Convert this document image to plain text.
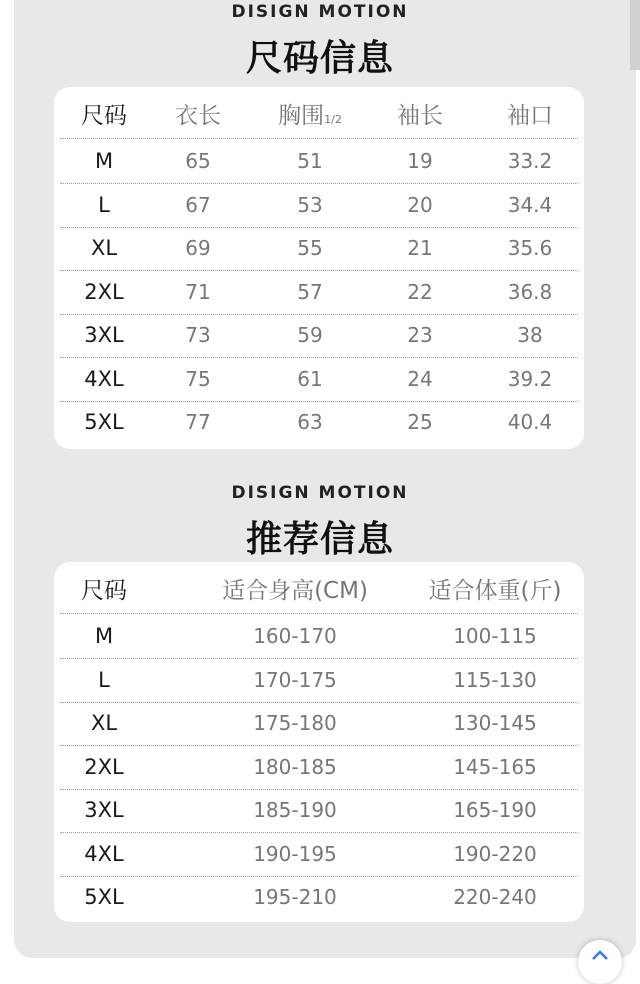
DISIGN MOTION
尺码信息
尺码	衣长	胸围1/2	袖长	袖口
M	65	51	19	33.2
L	67	53	20	34.4
XL	69	55	21	35.6
2XL	71	57	22	36.8
3XL	73	59	23	38
4XL	75	61	24	39.2
5XL	77	63	25	40.4
DISIGN MOTION
推荐信息
尺码	适合身高(CM)	适合体重(斤)
M	160-170	100-115
L	170-175	115-130
XL	175-180	130-145
2XL	180-185	145-165
3XL	185-190	165-190
4XL	190-195	190-220
5XL	195-210	220-240
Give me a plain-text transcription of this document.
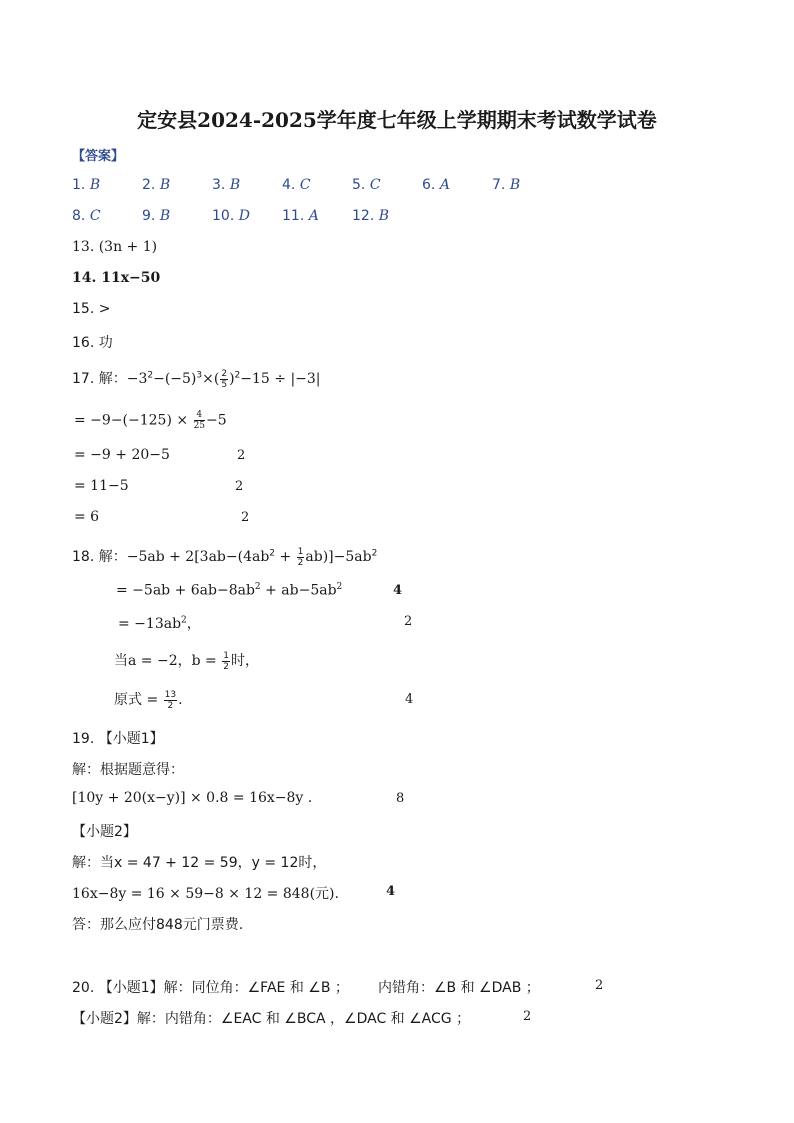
定安县2024-2025学年度七年级上学期期末考试数学试卷
【答案】
1. B	2. B	3. B	4. C	5. C	6. A	7. B
8. C	9. B	10. D 11. A 12. B
13. (3n + 1)
14. 11x−50
15. >
16. 功
17. 解：$-3^2-(-5)^3\times( \frac{2}{5} )^2-15 \div |-3|$
= $-9-(-125) \times \frac{4}{25} -5$
= −9 + 20−5	2
= 11−5	2
= 6	2
18. 解：$-5ab + 2[3ab-(4ab^2 + \frac{1}{2} ab)]-5ab^2$
= $-5ab + 6ab-8ab^2 + ab-5ab^2$	4
= $-13ab^2$，	2
当a = −2，$b = \frac{1}{2}$ 时，
原式 = $\frac{13}{2}$ .	4
19. 【小题1】
解：根据题意得：
[10y + 20(x−y)] × 0.8 = 16x−8y .	8
【小题2】
解：当x = 47 + 12 = 59，y = 12时，
16x−8y = 16 × 59−8 × 12 = 848(元).	4
答：那么应付848元门票费.
20. 【小题1】解：同位角：∠FAE 和 ∠B ； 内错角：∠B 和 ∠DAB ；	2
【小题2】解：内错角：∠EAC 和 ∠BCA ，∠DAC 和 ∠ACG ；	2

> [WORK REQUIRED]: Transcribe the records above exactly, omitting every picture they contain.

> [RESPONSE TO THE EXERCISE]:
Convert this document image to plain text.
DISIGN MOTION
尺码信息
尺码	衣长	胸围1/2	袖长	袖口
M	65	51	19	33.2
L	67	53	20	34.4
XL	69	55	21	35.6
2XL	71	57	22	36.8
3XL	73	59	23	38
4XL	75	61	24	39.2
5XL	77	63	25	40.4
DISIGN MOTION
推荐信息
尺码	适合身高(CM)	适合体重(斤)
M	160-170	100-115
L	170-175	115-130
XL	175-180	130-145
2XL	180-185	145-165
3XL	185-190	165-190
4XL	190-195	190-220
5XL	195-210	220-240
Give me a plain-text transcription of this document.
定安县2024-2025学年度七年级上学期期末考试数学试卷
【答案】
1. B	2. B	3. B	4. C	5. C	6. A	7. B
8. C	9. B	10. D 11. A 12. B
13. (3n + 1)
14. 11x−50
15. >
16. 功
17. 解：$-3^2-(-5)^3\times( \frac{2}{5} )^2-15 \div |-3|$
= $-9-(-125) \times \frac{4}{25} -5$
= −9 + 20−5	2
= 11−5	2
= 6	2
18. 解：$-5ab + 2[3ab-(4ab^2 + \frac{1}{2} ab)]-5ab^2$
= $-5ab + 6ab-8ab^2 + ab-5ab^2$	4
= $-13ab^2$，	2
当a = −2，$b = \frac{1}{2}$ 时，
原式 = $\frac{13}{2}$ .	4
19. 【小题1】
解：根据题意得：
[10y + 20(x−y)] × 0.8 = 16x−8y .	8
【小题2】
解：当x = 47 + 12 = 59，y = 12时，
16x−8y = 16 × 59−8 × 12 = 848(元).	4
答：那么应付848元门票费.
20. 【小题1】解：同位角：∠FAE 和 ∠B ； 内错角：∠B 和 ∠DAB ；	2
【小题2】解：内错角：∠EAC 和 ∠BCA ，∠DAC 和 ∠ACG ；	2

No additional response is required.